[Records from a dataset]
--------------------------------

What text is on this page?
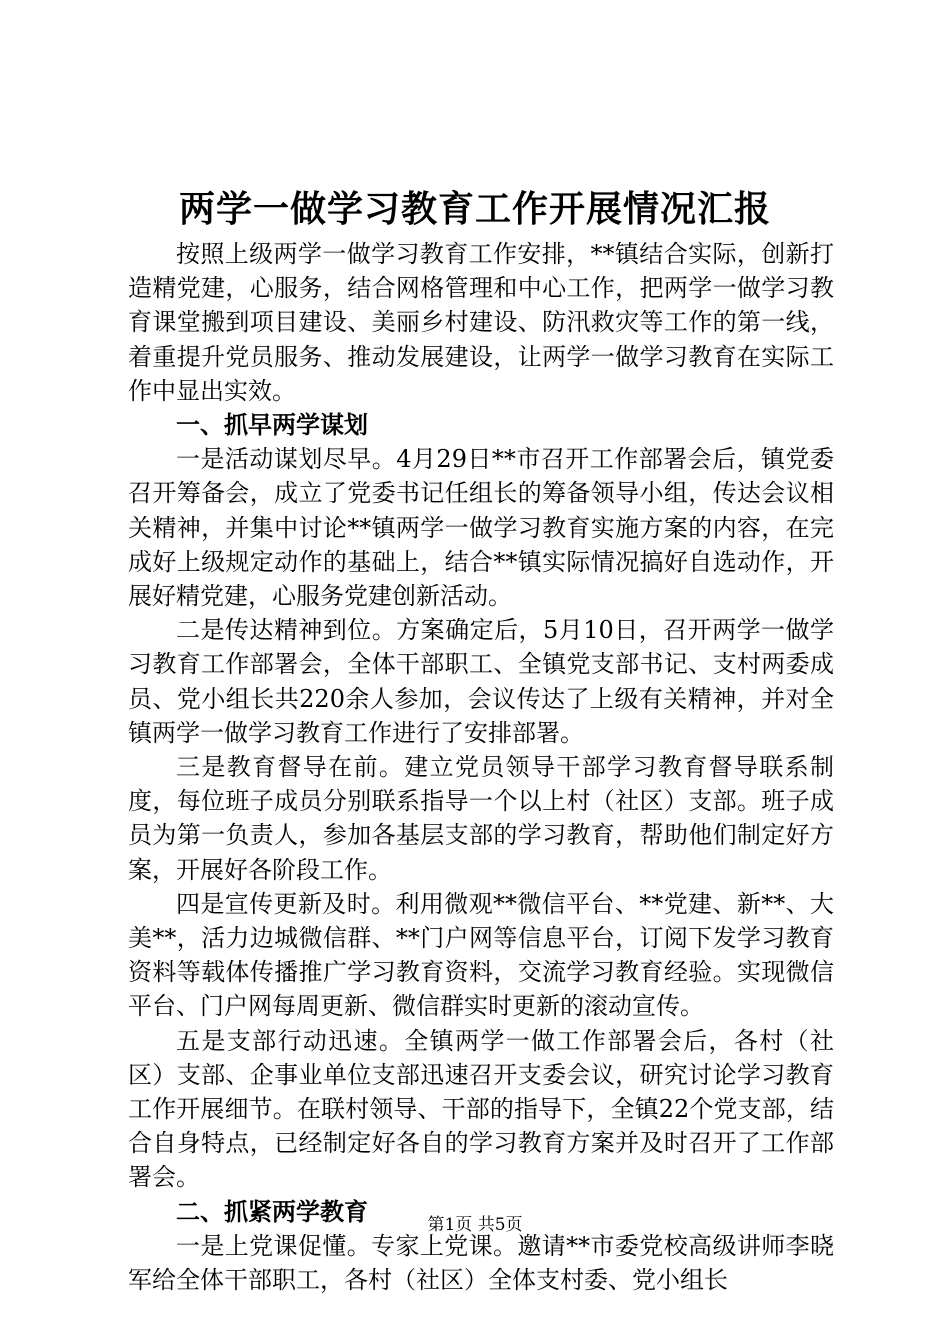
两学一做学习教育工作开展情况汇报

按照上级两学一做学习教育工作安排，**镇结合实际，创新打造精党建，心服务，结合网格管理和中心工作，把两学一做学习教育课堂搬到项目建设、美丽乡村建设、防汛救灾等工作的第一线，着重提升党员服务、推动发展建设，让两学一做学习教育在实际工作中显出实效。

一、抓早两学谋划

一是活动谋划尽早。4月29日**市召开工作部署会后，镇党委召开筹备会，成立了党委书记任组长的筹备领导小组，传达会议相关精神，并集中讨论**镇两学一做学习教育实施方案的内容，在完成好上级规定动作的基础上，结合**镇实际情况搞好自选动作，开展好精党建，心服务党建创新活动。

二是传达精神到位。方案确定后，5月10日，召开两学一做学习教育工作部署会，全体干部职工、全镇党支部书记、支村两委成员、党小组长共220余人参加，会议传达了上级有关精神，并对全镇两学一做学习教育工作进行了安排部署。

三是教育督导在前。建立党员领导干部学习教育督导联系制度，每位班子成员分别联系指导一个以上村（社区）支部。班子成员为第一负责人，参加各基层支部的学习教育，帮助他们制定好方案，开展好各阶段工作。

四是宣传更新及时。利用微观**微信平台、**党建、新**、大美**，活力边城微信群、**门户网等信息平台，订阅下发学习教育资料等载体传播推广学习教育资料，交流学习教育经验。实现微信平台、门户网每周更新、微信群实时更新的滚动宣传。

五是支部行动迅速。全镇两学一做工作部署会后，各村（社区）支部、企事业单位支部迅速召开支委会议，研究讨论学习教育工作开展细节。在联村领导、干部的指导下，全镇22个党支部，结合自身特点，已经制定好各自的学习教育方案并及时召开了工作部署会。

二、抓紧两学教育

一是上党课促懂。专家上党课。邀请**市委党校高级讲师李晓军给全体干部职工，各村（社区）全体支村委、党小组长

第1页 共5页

--------------------------------

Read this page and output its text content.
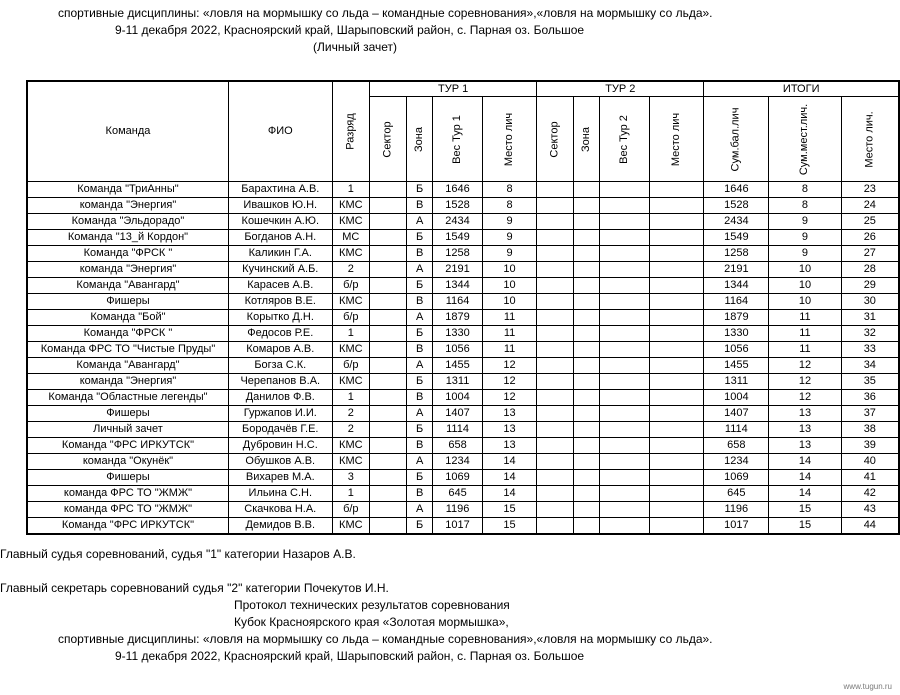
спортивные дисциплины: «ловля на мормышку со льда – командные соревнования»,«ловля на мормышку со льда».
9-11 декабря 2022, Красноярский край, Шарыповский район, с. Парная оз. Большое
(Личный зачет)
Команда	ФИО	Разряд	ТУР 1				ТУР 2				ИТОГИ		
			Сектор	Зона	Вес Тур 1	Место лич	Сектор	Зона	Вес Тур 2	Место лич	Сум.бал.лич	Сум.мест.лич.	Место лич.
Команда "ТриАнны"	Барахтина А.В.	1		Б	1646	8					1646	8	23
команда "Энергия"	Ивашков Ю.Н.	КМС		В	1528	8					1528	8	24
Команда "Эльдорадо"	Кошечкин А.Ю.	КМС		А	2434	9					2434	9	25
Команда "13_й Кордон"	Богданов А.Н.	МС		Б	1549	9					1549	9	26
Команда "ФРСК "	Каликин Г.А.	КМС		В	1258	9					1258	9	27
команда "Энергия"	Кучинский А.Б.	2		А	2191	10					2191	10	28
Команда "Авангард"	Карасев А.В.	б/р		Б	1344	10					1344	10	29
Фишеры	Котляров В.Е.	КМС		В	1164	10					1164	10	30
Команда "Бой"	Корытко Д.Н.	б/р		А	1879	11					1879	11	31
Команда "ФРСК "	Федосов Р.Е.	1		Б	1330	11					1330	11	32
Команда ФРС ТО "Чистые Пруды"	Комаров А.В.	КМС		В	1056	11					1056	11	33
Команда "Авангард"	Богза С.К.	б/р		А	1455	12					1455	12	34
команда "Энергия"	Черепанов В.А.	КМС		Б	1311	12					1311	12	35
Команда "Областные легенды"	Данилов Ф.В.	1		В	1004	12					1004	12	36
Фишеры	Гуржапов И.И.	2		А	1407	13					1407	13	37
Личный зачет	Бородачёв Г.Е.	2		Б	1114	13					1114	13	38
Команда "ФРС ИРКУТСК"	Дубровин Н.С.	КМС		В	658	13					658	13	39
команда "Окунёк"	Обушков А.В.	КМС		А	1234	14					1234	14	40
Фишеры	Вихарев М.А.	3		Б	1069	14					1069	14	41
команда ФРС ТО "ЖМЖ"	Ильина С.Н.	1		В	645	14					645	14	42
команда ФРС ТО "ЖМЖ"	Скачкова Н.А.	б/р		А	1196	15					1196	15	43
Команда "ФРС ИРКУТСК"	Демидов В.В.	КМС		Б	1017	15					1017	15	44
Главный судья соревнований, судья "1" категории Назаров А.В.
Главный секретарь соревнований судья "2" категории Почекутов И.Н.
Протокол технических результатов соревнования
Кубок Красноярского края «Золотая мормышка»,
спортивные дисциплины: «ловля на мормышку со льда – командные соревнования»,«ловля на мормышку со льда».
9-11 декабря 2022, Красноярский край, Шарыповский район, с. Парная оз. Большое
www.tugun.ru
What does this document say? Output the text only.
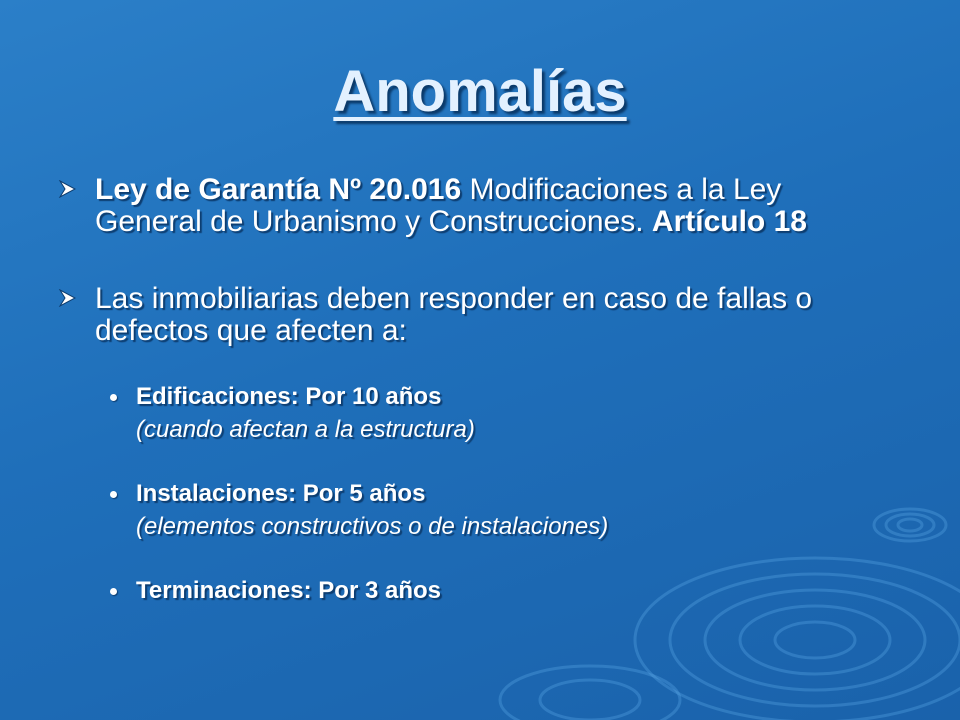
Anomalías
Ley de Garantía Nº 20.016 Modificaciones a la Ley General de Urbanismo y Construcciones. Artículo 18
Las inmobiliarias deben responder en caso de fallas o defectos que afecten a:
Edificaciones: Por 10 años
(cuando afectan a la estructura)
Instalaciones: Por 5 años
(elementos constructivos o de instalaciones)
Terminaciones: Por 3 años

--------------------------------

• [PROBLEM TO SOLVE]:
Identify the lines in the entries above that contain "зачет", then copy them out.

• [WRITTEN SOLUTION]:
(Личный зачет)
Личный зачет	Бородачёв Г.Е.	2		Б	1114	13					1114	13	38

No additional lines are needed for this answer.